### OBJECTIVE
Each entry in the listing below should be restated word for word.
+++ STORED ROWS
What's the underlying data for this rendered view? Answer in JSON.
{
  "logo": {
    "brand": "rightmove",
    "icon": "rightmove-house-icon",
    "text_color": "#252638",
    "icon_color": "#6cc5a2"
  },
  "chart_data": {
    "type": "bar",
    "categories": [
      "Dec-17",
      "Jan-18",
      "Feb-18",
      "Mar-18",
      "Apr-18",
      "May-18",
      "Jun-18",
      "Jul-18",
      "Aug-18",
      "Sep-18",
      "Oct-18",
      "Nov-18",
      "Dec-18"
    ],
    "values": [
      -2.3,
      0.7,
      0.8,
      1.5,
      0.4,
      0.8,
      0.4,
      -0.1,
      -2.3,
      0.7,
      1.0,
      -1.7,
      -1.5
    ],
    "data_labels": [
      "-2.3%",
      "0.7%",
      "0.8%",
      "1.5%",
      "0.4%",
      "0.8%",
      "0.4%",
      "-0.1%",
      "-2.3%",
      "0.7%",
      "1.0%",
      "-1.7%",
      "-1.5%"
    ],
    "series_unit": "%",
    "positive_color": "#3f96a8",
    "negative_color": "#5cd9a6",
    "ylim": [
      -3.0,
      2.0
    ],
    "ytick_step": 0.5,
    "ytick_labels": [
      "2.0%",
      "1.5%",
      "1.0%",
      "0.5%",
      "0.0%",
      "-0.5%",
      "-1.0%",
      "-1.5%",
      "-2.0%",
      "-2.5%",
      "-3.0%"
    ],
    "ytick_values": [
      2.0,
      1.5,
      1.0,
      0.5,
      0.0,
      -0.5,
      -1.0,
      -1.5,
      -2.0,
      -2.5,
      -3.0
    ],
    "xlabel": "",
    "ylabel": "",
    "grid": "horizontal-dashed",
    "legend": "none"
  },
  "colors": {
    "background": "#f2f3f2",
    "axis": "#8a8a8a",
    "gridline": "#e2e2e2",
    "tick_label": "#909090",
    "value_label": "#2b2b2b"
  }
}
++++++
### RESULT OF THIS EXERCISE
What's the underlying data for this rendered view? Answer in JSON.
{
  "logo": {
    "brand": "rightmove",
    "icon": "rightmove-house-icon",
    "text_color": "#252638",
    "icon_color": "#6cc5a2"
  },
  "chart_data": {
    "type": "bar",
    "categories": [
      "Dec-17",
      "Jan-18",
      "Feb-18",
      "Mar-18",
      "Apr-18",
      "May-18",
      "Jun-18",
      "Jul-18",
      "Aug-18",
      "Sep-18",
      "Oct-18",
      "Nov-18",
      "Dec-18"
    ],
    "values": [
      -2.3,
      0.7,
      0.8,
      1.5,
      0.4,
      0.8,
      0.4,
      -0.1,
      -2.3,
      0.7,
      1.0,
      -1.7,
      -1.5
    ],
    "data_labels": [
      "-2.3%",
      "0.7%",
      "0.8%",
      "1.5%",
      "0.4%",
      "0.8%",
      "0.4%",
      "-0.1%",
      "-2.3%",
      "0.7%",
      "1.0%",
      "-1.7%",
      "-1.5%"
    ],
    "series_unit": "%",
    "positive_color": "#3f96a8",
    "negative_color": "#5cd9a6",
    "ylim": [
      -3.0,
      2.0
    ],
    "ytick_step": 0.5,
    "ytick_labels": [
      "2.0%",
      "1.5%",
      "1.0%",
      "0.5%",
      "0.0%",
      "-0.5%",
      "-1.0%",
      "-1.5%",
      "-2.0%",
      "-2.5%",
      "-3.0%"
    ],
    "ytick_values": [
      2.0,
      1.5,
      1.0,
      0.5,
      0.0,
      -0.5,
      -1.0,
      -1.5,
      -2.0,
      -2.5,
      -3.0
    ],
    "xlabel": "",
    "ylabel": "",
    "grid": "horizontal-dashed",
    "legend": "none"
  },
  "colors": {
    "background": "#f2f3f2",
    "axis": "#8a8a8a",
    "gridline": "#e2e2e2",
    "tick_label": "#909090",
    "value_label": "#2b2b2b"
  }
}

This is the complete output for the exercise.